Work to be completed
Word for word, transcribe the lines below and drop the pictures.

++++++++++++++++++++

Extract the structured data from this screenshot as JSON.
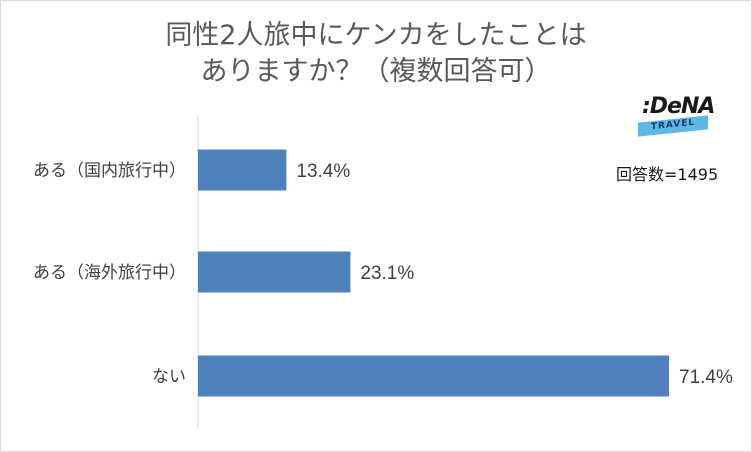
{
  "title_lines": [
    "同性2人旅中にケンカをしたことは",
    "ありますか？（複数回答可）"
  ],
  "logo": {
    "main": ":DeNA",
    "sub": "TRAVEL"
  },
  "note": "回答数=1495",
  "chart_data": {
    "type": "bar",
    "orientation": "horizontal",
    "categories": [
      "ある（国内旅行中）",
      "ある（海外旅行中）",
      "ない"
    ],
    "values": [
      13.4,
      23.1,
      71.4
    ],
    "value_labels": [
      "13.4%",
      "23.1%",
      "71.4%"
    ],
    "xlim": [
      0,
      75
    ],
    "bar_color": "#4f81bd",
    "grid": false,
    "legend": "none"
  }
}
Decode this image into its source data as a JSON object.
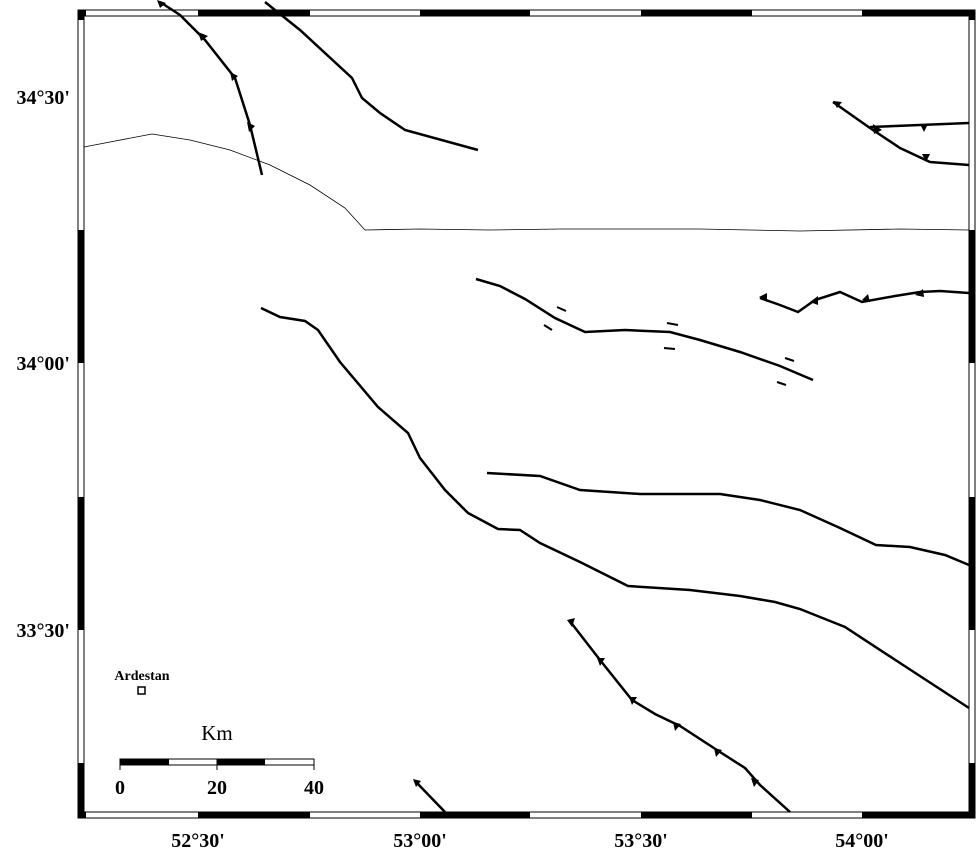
{
  "map": {
    "lat_labels": [
      "34°30'",
      "34°00'",
      "33°30'"
    ],
    "lon_labels": [
      "52°30'",
      "53°00'",
      "53°30'",
      "54°00'"
    ],
    "place": "Ardestan",
    "scale_bar": {
      "unit": "Km",
      "labels": [
        "0",
        "20",
        "40"
      ]
    }
  }
}
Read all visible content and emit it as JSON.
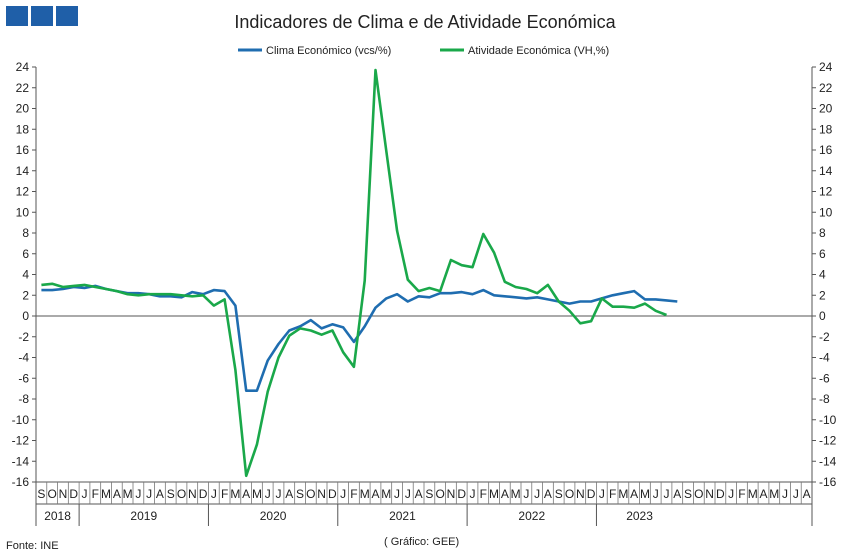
{
  "chart_data": {
    "type": "line",
    "title": "Indicadores de Clima e de Atividade Económica",
    "ylim": [
      -16,
      24
    ],
    "y2lim": [
      -16,
      24
    ],
    "yticks": [
      -16,
      -14,
      -12,
      -10,
      -8,
      -6,
      -4,
      -2,
      0,
      2,
      4,
      6,
      8,
      10,
      12,
      14,
      16,
      18,
      20,
      22,
      24
    ],
    "legend_position": "top-center",
    "grid": false,
    "month_labels": [
      "S",
      "O",
      "N",
      "D",
      "J",
      "F",
      "M",
      "A",
      "M",
      "J",
      "J",
      "A",
      "S",
      "O",
      "N",
      "D",
      "J",
      "F",
      "M",
      "A",
      "M",
      "J",
      "J",
      "A",
      "S",
      "O",
      "N",
      "D",
      "J",
      "F",
      "M",
      "A",
      "M",
      "J",
      "J",
      "A",
      "S",
      "O",
      "N",
      "D",
      "J",
      "F",
      "M",
      "A",
      "M",
      "J",
      "J",
      "A",
      "S",
      "O",
      "N",
      "D",
      "J",
      "F",
      "M",
      "A",
      "M",
      "J",
      "J",
      "A",
      "S",
      "O",
      "N",
      "D",
      "J",
      "F",
      "M",
      "A",
      "M",
      "J",
      "J",
      "A"
    ],
    "year_labels": [
      {
        "label": "2018",
        "start": 0,
        "end": 3
      },
      {
        "label": "2019",
        "start": 4,
        "end": 15
      },
      {
        "label": "2020",
        "start": 16,
        "end": 27
      },
      {
        "label": "2021",
        "start": 28,
        "end": 39
      },
      {
        "label": "2022",
        "start": 40,
        "end": 51
      },
      {
        "label": "2023",
        "start": 52,
        "end": 59
      }
    ],
    "series": [
      {
        "name": "Clima Económico (vcs/%)",
        "color": "#1f6db0",
        "values": [
          2.5,
          2.5,
          2.6,
          2.8,
          2.7,
          2.9,
          2.6,
          2.4,
          2.2,
          2.2,
          2.1,
          1.9,
          1.9,
          1.8,
          2.3,
          2.1,
          2.5,
          2.4,
          1.0,
          -7.2,
          -7.2,
          -4.3,
          -2.7,
          -1.4,
          -1.0,
          -0.4,
          -1.2,
          -0.8,
          -1.1,
          -2.5,
          -1.0,
          0.8,
          1.7,
          2.1,
          1.4,
          1.9,
          1.8,
          2.2,
          2.2,
          2.3,
          2.1,
          2.5,
          2.0,
          1.9,
          1.8,
          1.7,
          1.8,
          1.6,
          1.4,
          1.2,
          1.4,
          1.4,
          1.7,
          2.0,
          2.2,
          2.4,
          1.6,
          1.6,
          1.5,
          1.4
        ]
      },
      {
        "name": "Atividade Económica (VH,%)",
        "color": "#1aa84a",
        "values": [
          3.0,
          3.1,
          2.8,
          2.9,
          3.0,
          2.8,
          2.6,
          2.4,
          2.1,
          2.0,
          2.1,
          2.1,
          2.1,
          2.0,
          1.9,
          2.0,
          1.0,
          1.6,
          -5.2,
          -15.4,
          -12.4,
          -7.3,
          -4.0,
          -1.9,
          -1.2,
          -1.4,
          -1.8,
          -1.4,
          -3.5,
          -4.9,
          3.4,
          23.7,
          15.9,
          8.2,
          3.5,
          2.4,
          2.7,
          2.4,
          5.4,
          4.9,
          4.7,
          7.9,
          6.1,
          3.3,
          2.8,
          2.6,
          2.2,
          3.0,
          1.4,
          0.5,
          -0.7,
          -0.5,
          1.7,
          0.9,
          0.9,
          0.8,
          1.2,
          0.5,
          0.1
        ]
      }
    ]
  },
  "footer": {
    "source": "Fonte: INE",
    "credit": "( Gráfico: GEE)"
  },
  "logo": {
    "color": "#1f5fa8"
  }
}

++++++++++++++++++++

Answer to the task
Extract the structured data from this screenshot as JSON.
{
  "title_lines": [
    "同性2人旅中にケンカをしたことは",
    "ありますか？（複数回答可）"
  ],
  "logo": {
    "main": ":DeNA",
    "sub": "TRAVEL"
  },
  "note": "回答数=1495",
  "chart_data": {
    "type": "bar",
    "orientation": "horizontal",
    "categories": [
      "ある（国内旅行中）",
      "ある（海外旅行中）",
      "ない"
    ],
    "values": [
      13.4,
      23.1,
      71.4
    ],
    "value_labels": [
      "13.4%",
      "23.1%",
      "71.4%"
    ],
    "xlim": [
      0,
      75
    ],
    "bar_color": "#4f81bd",
    "grid": false,
    "legend": "none"
  }
}
Decode this image into its source data as a JSON object.
{
  "map": {
    "lat_labels": [
      "34°30'",
      "34°00'",
      "33°30'"
    ],
    "lon_labels": [
      "52°30'",
      "53°00'",
      "53°30'",
      "54°00'"
    ],
    "place": "Ardestan",
    "scale_bar": {
      "unit": "Km",
      "labels": [
        "0",
        "20",
        "40"
      ]
    }
  }
}
Read all visible content and emit it as JSON.
{
  "chart_data": {
    "type": "line",
    "title": "Indicadores de Clima e de Atividade Económica",
    "ylim": [
      -16,
      24
    ],
    "y2lim": [
      -16,
      24
    ],
    "yticks": [
      -16,
      -14,
      -12,
      -10,
      -8,
      -6,
      -4,
      -2,
      0,
      2,
      4,
      6,
      8,
      10,
      12,
      14,
      16,
      18,
      20,
      22,
      24
    ],
    "legend_position": "top-center",
    "grid": false,
    "month_labels": [
      "S",
      "O",
      "N",
      "D",
      "J",
      "F",
      "M",
      "A",
      "M",
      "J",
      "J",
      "A",
      "S",
      "O",
      "N",
      "D",
      "J",
      "F",
      "M",
      "A",
      "M",
      "J",
      "J",
      "A",
      "S",
      "O",
      "N",
      "D",
      "J",
      "F",
      "M",
      "A",
      "M",
      "J",
      "J",
      "A",
      "S",
      "O",
      "N",
      "D",
      "J",
      "F",
      "M",
      "A",
      "M",
      "J",
      "J",
      "A",
      "S",
      "O",
      "N",
      "D",
      "J",
      "F",
      "M",
      "A",
      "M",
      "J",
      "J",
      "A",
      "S",
      "O",
      "N",
      "D",
      "J",
      "F",
      "M",
      "A",
      "M",
      "J",
      "J",
      "A"
    ],
    "year_labels": [
      {
        "label": "2018",
        "start": 0,
        "end": 3
      },
      {
        "label": "2019",
        "start": 4,
        "end": 15
      },
      {
        "label": "2020",
        "start": 16,
        "end": 27
      },
      {
        "label": "2021",
        "start": 28,
        "end": 39
      },
      {
        "label": "2022",
        "start": 40,
        "end": 51
      },
      {
        "label": "2023",
        "start": 52,
        "end": 59
      }
    ],
    "series": [
      {
        "name": "Clima Económico (vcs/%)",
        "color": "#1f6db0",
        "values": [
          2.5,
          2.5,
          2.6,
          2.8,
          2.7,
          2.9,
          2.6,
          2.4,
          2.2,
          2.2,
          2.1,
          1.9,
          1.9,
          1.8,
          2.3,
          2.1,
          2.5,
          2.4,
          1.0,
          -7.2,
          -7.2,
          -4.3,
          -2.7,
          -1.4,
          -1.0,
          -0.4,
          -1.2,
          -0.8,
          -1.1,
          -2.5,
          -1.0,
          0.8,
          1.7,
          2.1,
          1.4,
          1.9,
          1.8,
          2.2,
          2.2,
          2.3,
          2.1,
          2.5,
          2.0,
          1.9,
          1.8,
          1.7,
          1.8,
          1.6,
          1.4,
          1.2,
          1.4,
          1.4,
          1.7,
          2.0,
          2.2,
          2.4,
          1.6,
          1.6,
          1.5,
          1.4
        ]
      },
      {
        "name": "Atividade Económica (VH,%)",
        "color": "#1aa84a",
        "values": [
          3.0,
          3.1,
          2.8,
          2.9,
          3.0,
          2.8,
          2.6,
          2.4,
          2.1,
          2.0,
          2.1,
          2.1,
          2.1,
          2.0,
          1.9,
          2.0,
          1.0,
          1.6,
          -5.2,
          -15.4,
          -12.4,
          -7.3,
          -4.0,
          -1.9,
          -1.2,
          -1.4,
          -1.8,
          -1.4,
          -3.5,
          -4.9,
          3.4,
          23.7,
          15.9,
          8.2,
          3.5,
          2.4,
          2.7,
          2.4,
          5.4,
          4.9,
          4.7,
          7.9,
          6.1,
          3.3,
          2.8,
          2.6,
          2.2,
          3.0,
          1.4,
          0.5,
          -0.7,
          -0.5,
          1.7,
          0.9,
          0.9,
          0.8,
          1.2,
          0.5,
          0.1
        ]
      }
    ]
  },
  "footer": {
    "source": "Fonte: INE",
    "credit": "( Gráfico: GEE)"
  },
  "logo": {
    "color": "#1f5fa8"
  }
}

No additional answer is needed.